Goal: Using the material that follows, identify and copy each line with the string "出总额的".

[Records from a data collection]
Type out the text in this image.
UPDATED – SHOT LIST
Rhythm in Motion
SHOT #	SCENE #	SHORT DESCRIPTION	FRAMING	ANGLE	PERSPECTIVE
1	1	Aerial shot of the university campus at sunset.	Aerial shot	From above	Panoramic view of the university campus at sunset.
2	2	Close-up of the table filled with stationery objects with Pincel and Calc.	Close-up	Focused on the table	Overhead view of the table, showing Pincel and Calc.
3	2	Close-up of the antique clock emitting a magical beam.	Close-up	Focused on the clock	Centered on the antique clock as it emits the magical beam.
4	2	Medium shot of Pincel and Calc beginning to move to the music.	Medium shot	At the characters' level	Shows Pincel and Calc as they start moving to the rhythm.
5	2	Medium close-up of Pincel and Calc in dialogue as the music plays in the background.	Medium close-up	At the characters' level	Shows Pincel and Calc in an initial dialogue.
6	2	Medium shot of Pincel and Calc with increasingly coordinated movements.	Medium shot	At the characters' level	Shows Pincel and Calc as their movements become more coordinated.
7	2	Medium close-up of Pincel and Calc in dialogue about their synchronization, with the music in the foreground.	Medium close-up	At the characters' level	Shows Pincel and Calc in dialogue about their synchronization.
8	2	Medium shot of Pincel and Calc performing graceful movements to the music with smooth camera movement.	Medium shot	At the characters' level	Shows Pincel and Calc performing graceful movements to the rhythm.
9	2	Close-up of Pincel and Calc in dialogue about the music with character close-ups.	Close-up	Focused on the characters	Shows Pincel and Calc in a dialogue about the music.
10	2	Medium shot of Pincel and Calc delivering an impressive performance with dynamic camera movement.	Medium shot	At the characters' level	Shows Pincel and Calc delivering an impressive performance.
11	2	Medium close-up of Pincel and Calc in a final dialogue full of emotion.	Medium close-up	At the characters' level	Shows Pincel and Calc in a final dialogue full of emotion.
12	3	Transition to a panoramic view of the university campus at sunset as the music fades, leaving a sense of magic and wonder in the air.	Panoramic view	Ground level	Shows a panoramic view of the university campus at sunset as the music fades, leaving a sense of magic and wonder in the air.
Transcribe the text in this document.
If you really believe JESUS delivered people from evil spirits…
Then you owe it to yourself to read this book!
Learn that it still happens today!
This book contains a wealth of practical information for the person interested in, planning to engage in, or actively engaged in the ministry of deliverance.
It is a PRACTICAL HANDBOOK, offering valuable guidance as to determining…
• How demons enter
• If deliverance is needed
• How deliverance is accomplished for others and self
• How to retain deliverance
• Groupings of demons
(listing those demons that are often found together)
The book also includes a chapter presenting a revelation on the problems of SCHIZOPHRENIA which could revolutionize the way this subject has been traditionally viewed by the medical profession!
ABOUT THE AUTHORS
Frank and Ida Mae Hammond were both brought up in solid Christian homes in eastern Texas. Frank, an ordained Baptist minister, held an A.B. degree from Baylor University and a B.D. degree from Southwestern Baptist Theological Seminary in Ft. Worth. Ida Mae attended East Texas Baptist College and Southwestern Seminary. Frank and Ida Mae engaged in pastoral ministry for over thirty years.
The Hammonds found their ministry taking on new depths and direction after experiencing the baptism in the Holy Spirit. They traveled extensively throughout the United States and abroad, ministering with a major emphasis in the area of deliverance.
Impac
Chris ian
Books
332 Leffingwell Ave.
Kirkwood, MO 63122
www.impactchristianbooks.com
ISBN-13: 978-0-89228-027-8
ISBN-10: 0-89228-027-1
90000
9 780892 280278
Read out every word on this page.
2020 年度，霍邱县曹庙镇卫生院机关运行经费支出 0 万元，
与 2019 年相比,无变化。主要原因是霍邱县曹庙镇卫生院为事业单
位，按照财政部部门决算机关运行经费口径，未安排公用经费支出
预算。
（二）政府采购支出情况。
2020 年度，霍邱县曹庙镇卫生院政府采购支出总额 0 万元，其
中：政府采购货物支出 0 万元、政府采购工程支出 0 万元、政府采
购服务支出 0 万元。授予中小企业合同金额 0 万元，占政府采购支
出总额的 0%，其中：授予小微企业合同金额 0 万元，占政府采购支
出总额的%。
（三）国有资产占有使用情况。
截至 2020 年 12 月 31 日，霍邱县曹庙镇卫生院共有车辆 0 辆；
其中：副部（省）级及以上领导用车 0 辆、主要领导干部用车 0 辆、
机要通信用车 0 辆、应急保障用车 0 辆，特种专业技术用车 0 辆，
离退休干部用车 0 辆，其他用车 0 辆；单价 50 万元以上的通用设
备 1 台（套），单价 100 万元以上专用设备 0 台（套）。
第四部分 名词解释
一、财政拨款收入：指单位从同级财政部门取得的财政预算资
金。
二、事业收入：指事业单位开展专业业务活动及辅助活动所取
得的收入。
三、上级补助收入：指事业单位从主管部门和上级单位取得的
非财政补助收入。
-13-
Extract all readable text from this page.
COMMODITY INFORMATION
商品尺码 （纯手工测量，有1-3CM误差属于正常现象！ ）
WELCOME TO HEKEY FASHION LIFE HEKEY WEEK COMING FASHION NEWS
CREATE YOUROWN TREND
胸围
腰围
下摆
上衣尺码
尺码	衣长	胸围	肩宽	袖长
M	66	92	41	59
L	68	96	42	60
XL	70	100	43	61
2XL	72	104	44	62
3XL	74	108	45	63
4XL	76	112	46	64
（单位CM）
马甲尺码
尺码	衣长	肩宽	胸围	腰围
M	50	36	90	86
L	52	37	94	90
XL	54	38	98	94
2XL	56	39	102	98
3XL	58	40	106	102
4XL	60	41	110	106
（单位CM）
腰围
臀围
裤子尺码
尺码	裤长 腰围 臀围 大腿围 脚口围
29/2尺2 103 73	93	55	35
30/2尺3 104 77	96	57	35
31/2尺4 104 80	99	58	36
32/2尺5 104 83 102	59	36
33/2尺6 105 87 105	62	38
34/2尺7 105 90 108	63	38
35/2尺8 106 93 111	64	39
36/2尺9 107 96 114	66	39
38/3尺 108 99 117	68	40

Expected answer:
出总额的 0%，其中：授予小微企业合同金额 0 万元，占政府采购支
出总额的%。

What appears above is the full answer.